## Task requirements:
Every entry below should be transcribed exactly; pictures stay out of the copy.

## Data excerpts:
::::::::

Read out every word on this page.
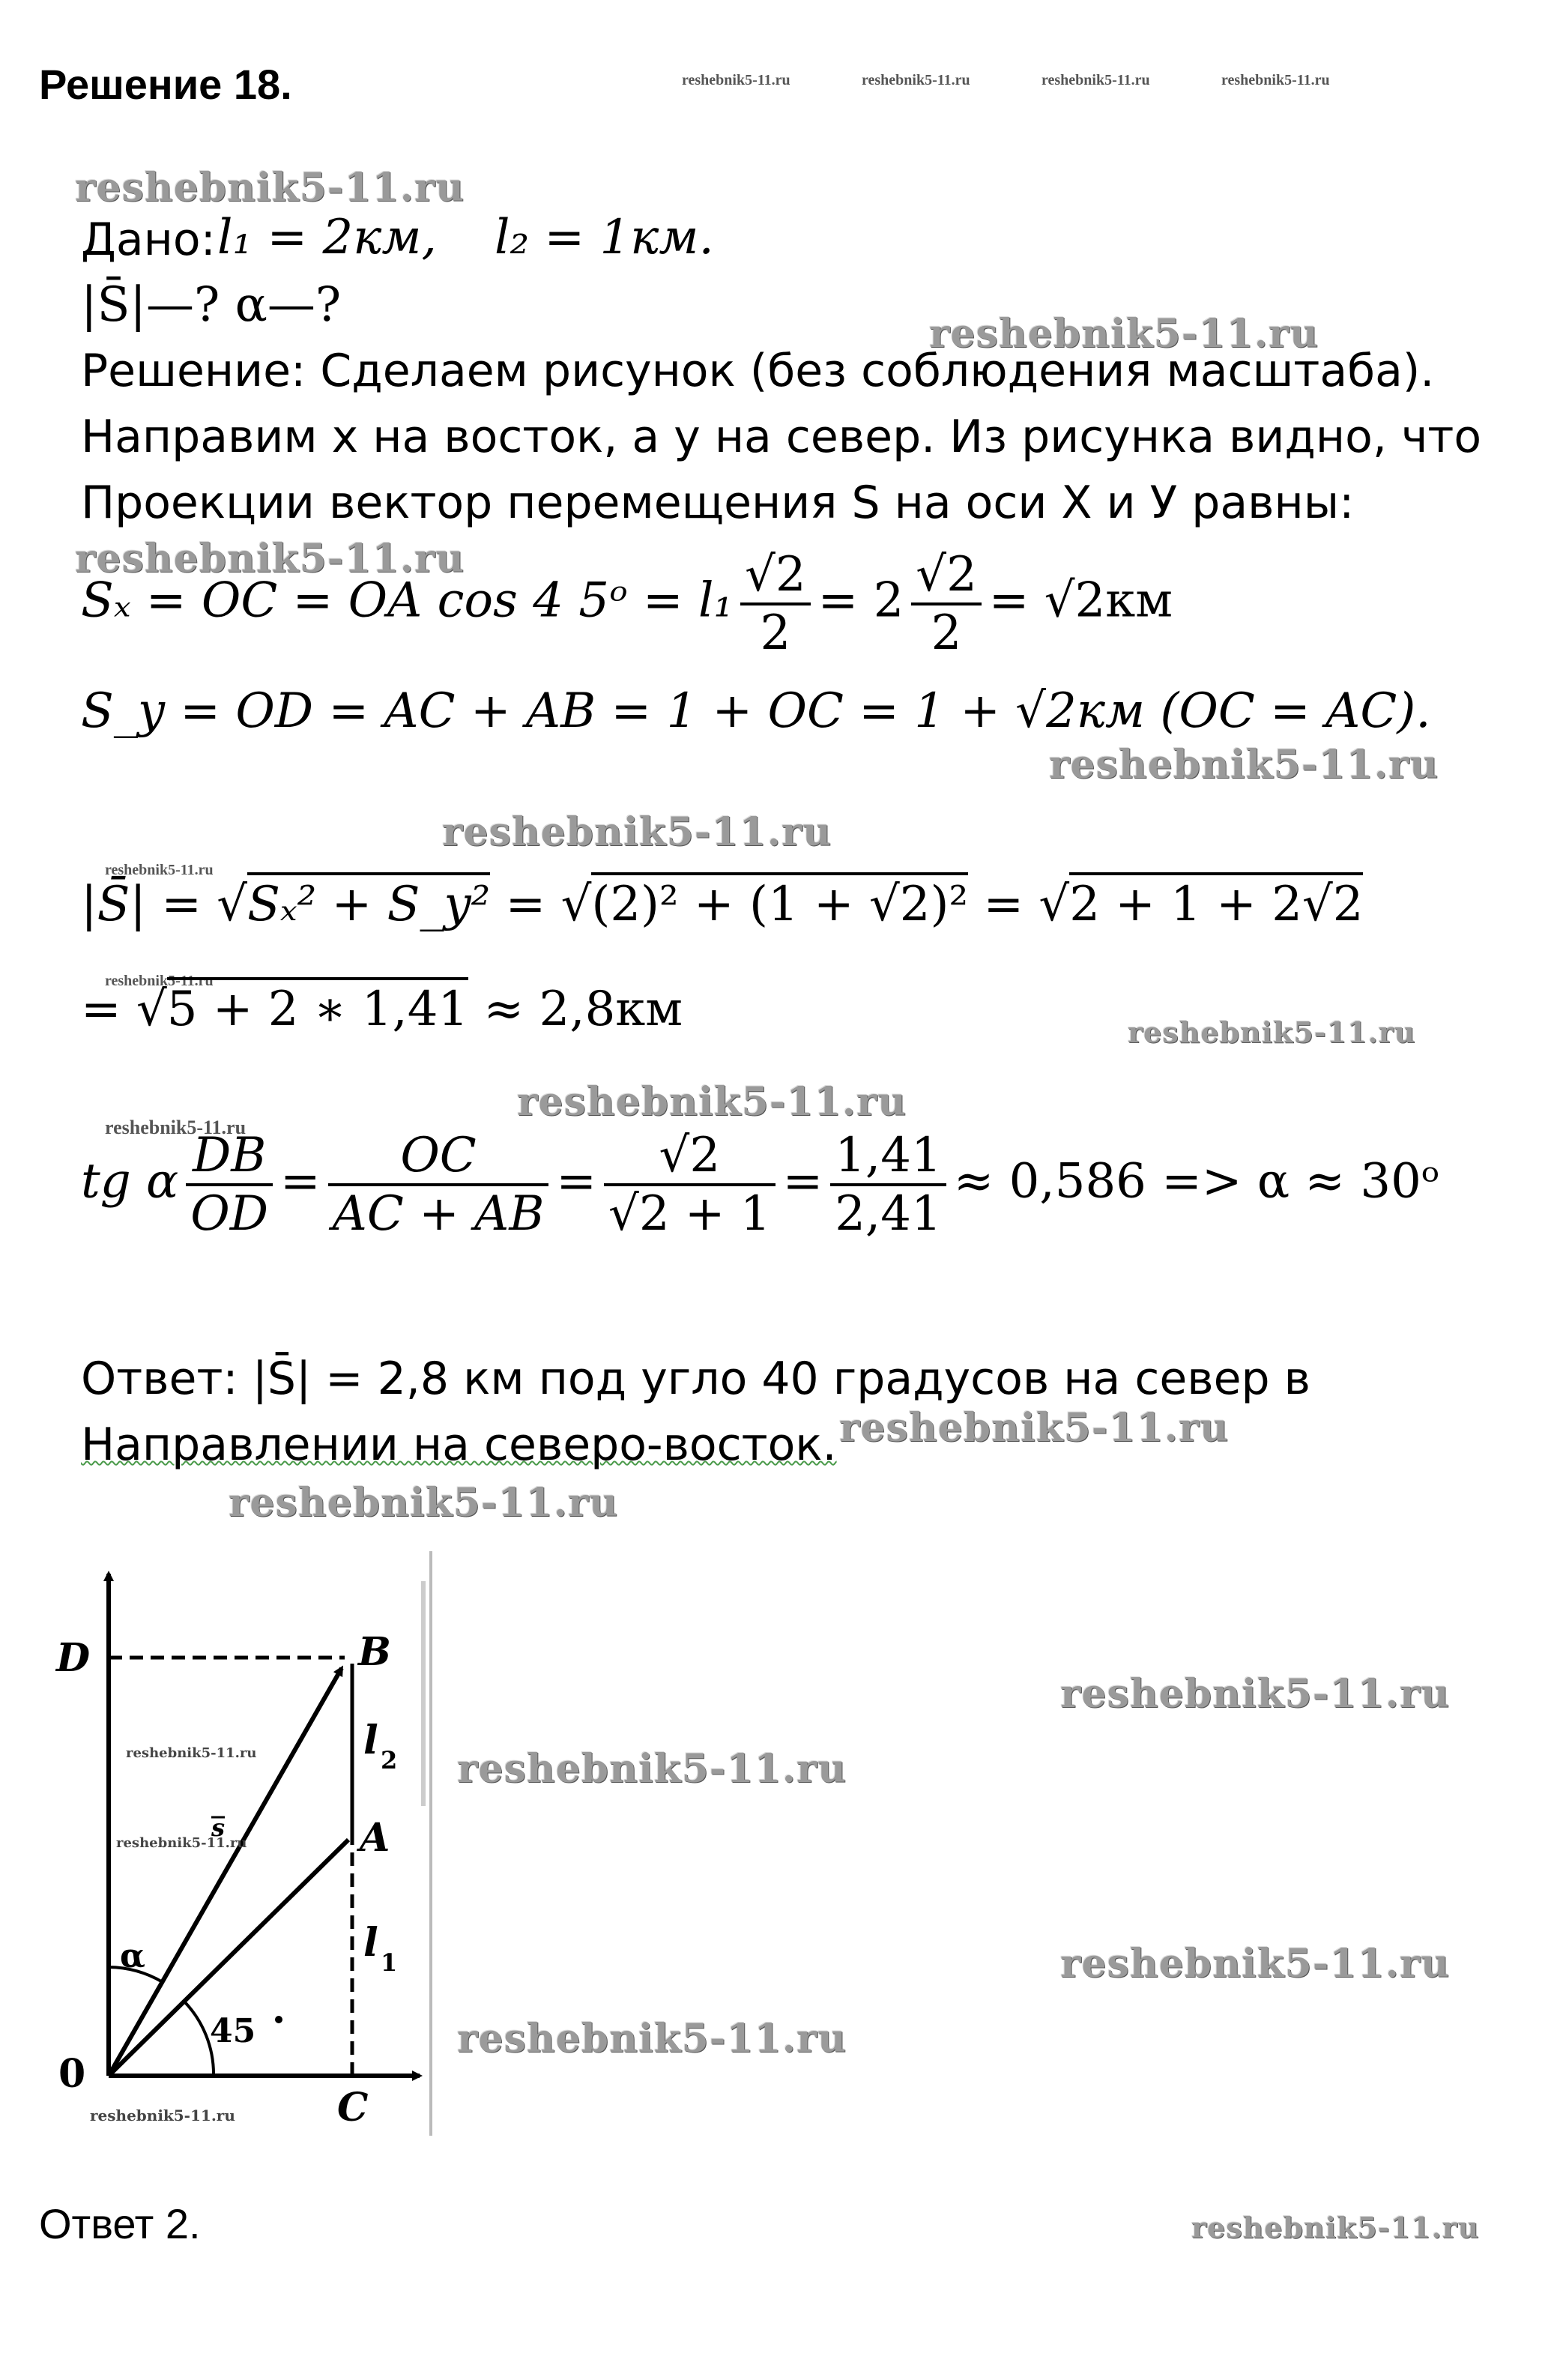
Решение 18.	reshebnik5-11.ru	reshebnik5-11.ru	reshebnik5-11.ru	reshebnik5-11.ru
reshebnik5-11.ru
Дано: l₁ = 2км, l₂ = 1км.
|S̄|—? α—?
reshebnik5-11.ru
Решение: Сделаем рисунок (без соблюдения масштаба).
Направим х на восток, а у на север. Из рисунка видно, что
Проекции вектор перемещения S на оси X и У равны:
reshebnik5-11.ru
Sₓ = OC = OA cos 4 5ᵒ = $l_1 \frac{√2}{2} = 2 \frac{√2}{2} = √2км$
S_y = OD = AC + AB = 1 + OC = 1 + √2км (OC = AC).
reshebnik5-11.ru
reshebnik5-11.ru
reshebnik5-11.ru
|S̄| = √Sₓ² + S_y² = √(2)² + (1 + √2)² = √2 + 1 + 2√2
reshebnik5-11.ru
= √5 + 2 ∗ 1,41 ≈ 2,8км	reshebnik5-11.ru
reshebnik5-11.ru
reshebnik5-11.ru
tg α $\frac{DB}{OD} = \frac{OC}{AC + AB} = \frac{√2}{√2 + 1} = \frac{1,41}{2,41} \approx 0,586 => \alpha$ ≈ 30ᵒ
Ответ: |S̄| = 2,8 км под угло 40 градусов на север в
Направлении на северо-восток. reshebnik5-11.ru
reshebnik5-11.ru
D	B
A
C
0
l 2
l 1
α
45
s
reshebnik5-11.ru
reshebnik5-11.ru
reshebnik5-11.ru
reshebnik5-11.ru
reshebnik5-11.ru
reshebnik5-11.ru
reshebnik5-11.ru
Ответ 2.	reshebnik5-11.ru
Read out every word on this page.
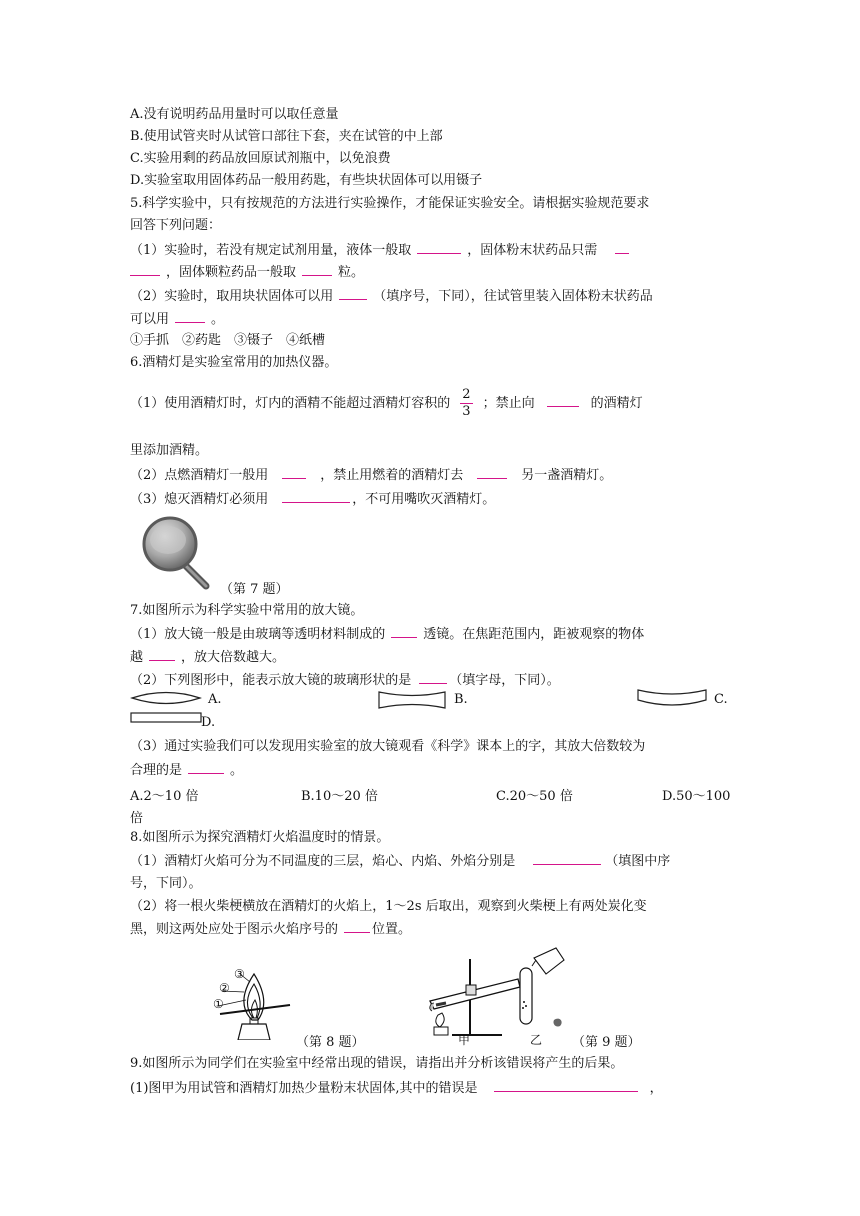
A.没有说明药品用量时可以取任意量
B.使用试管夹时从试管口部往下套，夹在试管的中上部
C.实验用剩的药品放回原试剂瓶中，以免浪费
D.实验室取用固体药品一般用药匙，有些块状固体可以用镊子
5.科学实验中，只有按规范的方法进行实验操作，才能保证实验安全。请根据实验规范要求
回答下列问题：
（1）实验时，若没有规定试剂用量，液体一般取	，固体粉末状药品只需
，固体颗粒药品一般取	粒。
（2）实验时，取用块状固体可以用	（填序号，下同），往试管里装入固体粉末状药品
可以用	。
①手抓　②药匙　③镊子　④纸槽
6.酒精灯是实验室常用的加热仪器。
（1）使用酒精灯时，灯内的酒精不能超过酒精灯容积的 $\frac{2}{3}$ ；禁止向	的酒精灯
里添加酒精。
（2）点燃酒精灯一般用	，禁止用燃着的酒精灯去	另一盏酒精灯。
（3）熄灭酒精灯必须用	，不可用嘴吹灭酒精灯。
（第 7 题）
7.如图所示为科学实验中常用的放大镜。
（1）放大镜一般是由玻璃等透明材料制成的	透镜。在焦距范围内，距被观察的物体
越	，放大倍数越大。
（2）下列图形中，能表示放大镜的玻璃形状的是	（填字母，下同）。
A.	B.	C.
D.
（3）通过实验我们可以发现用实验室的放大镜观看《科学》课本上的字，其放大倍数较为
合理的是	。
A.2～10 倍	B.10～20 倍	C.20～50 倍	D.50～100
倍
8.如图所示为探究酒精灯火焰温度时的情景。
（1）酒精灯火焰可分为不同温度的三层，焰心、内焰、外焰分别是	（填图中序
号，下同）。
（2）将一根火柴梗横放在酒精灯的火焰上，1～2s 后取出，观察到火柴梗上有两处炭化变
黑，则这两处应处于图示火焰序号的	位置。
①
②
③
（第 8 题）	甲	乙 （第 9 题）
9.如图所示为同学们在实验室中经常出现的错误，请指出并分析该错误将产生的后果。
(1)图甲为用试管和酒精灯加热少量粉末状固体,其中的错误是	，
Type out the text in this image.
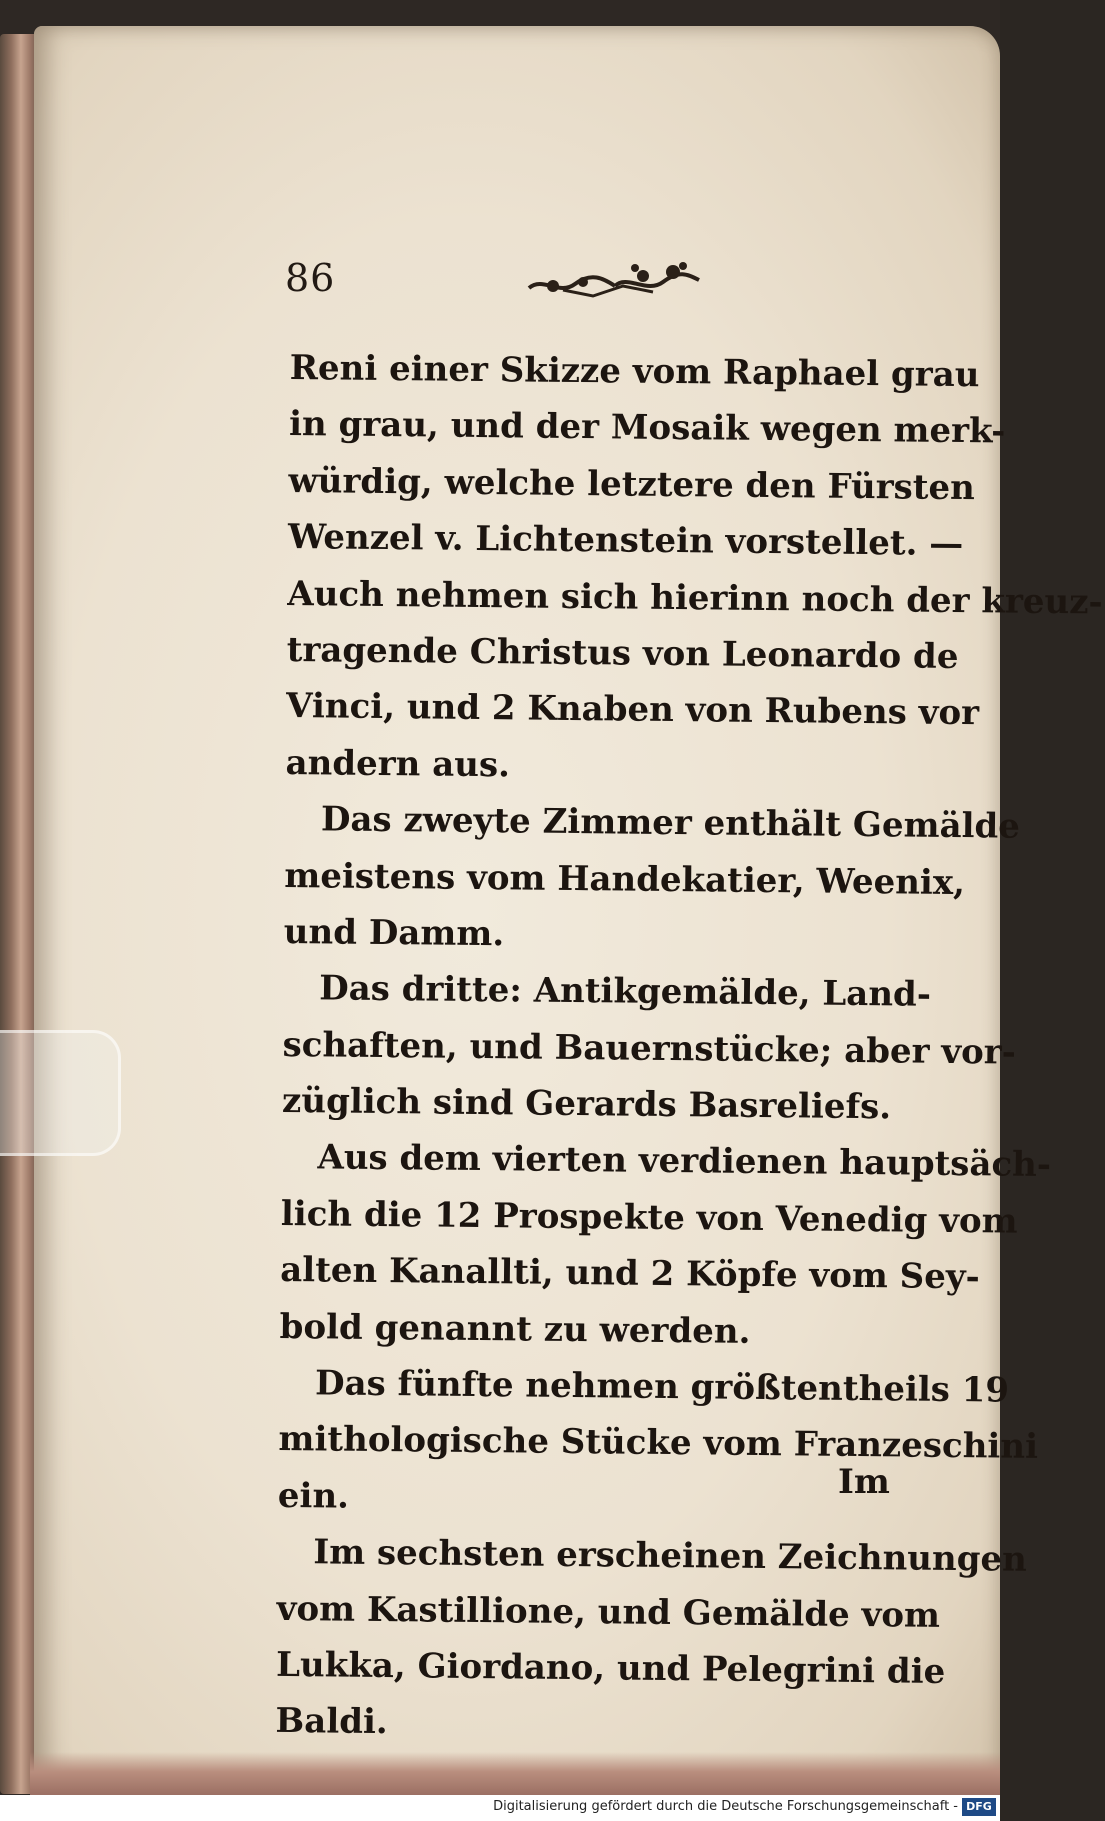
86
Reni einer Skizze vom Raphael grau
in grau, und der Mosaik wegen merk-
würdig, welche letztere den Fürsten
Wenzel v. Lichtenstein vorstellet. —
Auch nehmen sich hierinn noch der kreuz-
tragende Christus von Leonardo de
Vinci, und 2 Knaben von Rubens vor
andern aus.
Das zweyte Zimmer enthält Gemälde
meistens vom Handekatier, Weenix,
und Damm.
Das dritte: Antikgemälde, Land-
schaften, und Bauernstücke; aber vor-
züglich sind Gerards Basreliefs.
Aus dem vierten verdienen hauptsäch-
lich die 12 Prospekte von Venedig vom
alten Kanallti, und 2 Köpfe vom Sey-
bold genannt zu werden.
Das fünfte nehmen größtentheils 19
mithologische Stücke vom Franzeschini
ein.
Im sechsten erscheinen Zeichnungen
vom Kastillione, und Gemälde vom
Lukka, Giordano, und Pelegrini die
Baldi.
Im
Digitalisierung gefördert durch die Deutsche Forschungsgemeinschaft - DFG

::::::::

## Reply:
Read out every word on this page.
Решение 18.	reshebnik5-11.ru	reshebnik5-11.ru	reshebnik5-11.ru	reshebnik5-11.ru
reshebnik5-11.ru
Дано: l₁ = 2км, l₂ = 1км.
|S̄|—? α—?
reshebnik5-11.ru
Решение: Сделаем рисунок (без соблюдения масштаба).
Направим х на восток, а у на север. Из рисунка видно, что
Проекции вектор перемещения S на оси X и У равны:
reshebnik5-11.ru
Sₓ = OC = OA cos 4 5ᵒ = $l_1 \frac{√2}{2} = 2 \frac{√2}{2} = √2км$
S_y = OD = AC + AB = 1 + OC = 1 + √2км (OC = AC).
reshebnik5-11.ru
reshebnik5-11.ru
reshebnik5-11.ru
|S̄| = √Sₓ² + S_y² = √(2)² + (1 + √2)² = √2 + 1 + 2√2
reshebnik5-11.ru
= √5 + 2 ∗ 1,41 ≈ 2,8км	reshebnik5-11.ru
reshebnik5-11.ru
reshebnik5-11.ru
tg α $\frac{DB}{OD} = \frac{OC}{AC + AB} = \frac{√2}{√2 + 1} = \frac{1,41}{2,41} \approx 0,586 => \alpha$ ≈ 30ᵒ
Ответ: |S̄| = 2,8 км под угло 40 градусов на север в
Направлении на северо-восток. reshebnik5-11.ru
reshebnik5-11.ru
D	B
A
C
0
l 2
l 1
α
45
s
reshebnik5-11.ru
reshebnik5-11.ru
reshebnik5-11.ru
reshebnik5-11.ru
reshebnik5-11.ru
reshebnik5-11.ru
reshebnik5-11.ru
Ответ 2.	reshebnik5-11.ru
Read out every word on this page.
A.没有说明药品用量时可以取任意量
B.使用试管夹时从试管口部往下套，夹在试管的中上部
C.实验用剩的药品放回原试剂瓶中，以免浪费
D.实验室取用固体药品一般用药匙，有些块状固体可以用镊子
5.科学实验中，只有按规范的方法进行实验操作，才能保证实验安全。请根据实验规范要求
回答下列问题：
（1）实验时，若没有规定试剂用量，液体一般取	，固体粉末状药品只需
，固体颗粒药品一般取	粒。
（2）实验时，取用块状固体可以用	（填序号，下同），往试管里装入固体粉末状药品
可以用	。
①手抓　②药匙　③镊子　④纸槽
6.酒精灯是实验室常用的加热仪器。
（1）使用酒精灯时，灯内的酒精不能超过酒精灯容积的 $\frac{2}{3}$ ；禁止向	的酒精灯
里添加酒精。
（2）点燃酒精灯一般用	，禁止用燃着的酒精灯去	另一盏酒精灯。
（3）熄灭酒精灯必须用	，不可用嘴吹灭酒精灯。
（第 7 题）
7.如图所示为科学实验中常用的放大镜。
（1）放大镜一般是由玻璃等透明材料制成的	透镜。在焦距范围内，距被观察的物体
越	，放大倍数越大。
（2）下列图形中，能表示放大镜的玻璃形状的是	（填字母，下同）。
A.	B.	C.
D.
（3）通过实验我们可以发现用实验室的放大镜观看《科学》课本上的字，其放大倍数较为
合理的是	。
A.2～10 倍	B.10～20 倍	C.20～50 倍	D.50～100
倍
8.如图所示为探究酒精灯火焰温度时的情景。
（1）酒精灯火焰可分为不同温度的三层，焰心、内焰、外焰分别是	（填图中序
号，下同）。
（2）将一根火柴梗横放在酒精灯的火焰上，1～2s 后取出，观察到火柴梗上有两处炭化变
黑，则这两处应处于图示火焰序号的	位置。
①
②
③
（第 8 题）	甲	乙 （第 9 题）
9.如图所示为同学们在实验室中经常出现的错误，请指出并分析该错误将产生的后果。
(1)图甲为用试管和酒精灯加热少量粉末状固体,其中的错误是	，
Type out the text in this image.
86
Reni einer Skizze vom Raphael grau
in grau, und der Mosaik wegen merk-
würdig, welche letztere den Fürsten
Wenzel v. Lichtenstein vorstellet. —
Auch nehmen sich hierinn noch der kreuz-
tragende Christus von Leonardo de
Vinci, und 2 Knaben von Rubens vor
andern aus.
Das zweyte Zimmer enthält Gemälde
meistens vom Handekatier, Weenix,
und Damm.
Das dritte: Antikgemälde, Land-
schaften, und Bauernstücke; aber vor-
züglich sind Gerards Basreliefs.
Aus dem vierten verdienen hauptsäch-
lich die 12 Prospekte von Venedig vom
alten Kanallti, und 2 Köpfe vom Sey-
bold genannt zu werden.
Das fünfte nehmen größtentheils 19
mithologische Stücke vom Franzeschini
ein.
Im sechsten erscheinen Zeichnungen
vom Kastillione, und Gemälde vom
Lukka, Giordano, und Pelegrini die
Baldi.
Im
Digitalisierung gefördert durch die Deutsche Forschungsgemeinschaft - DFG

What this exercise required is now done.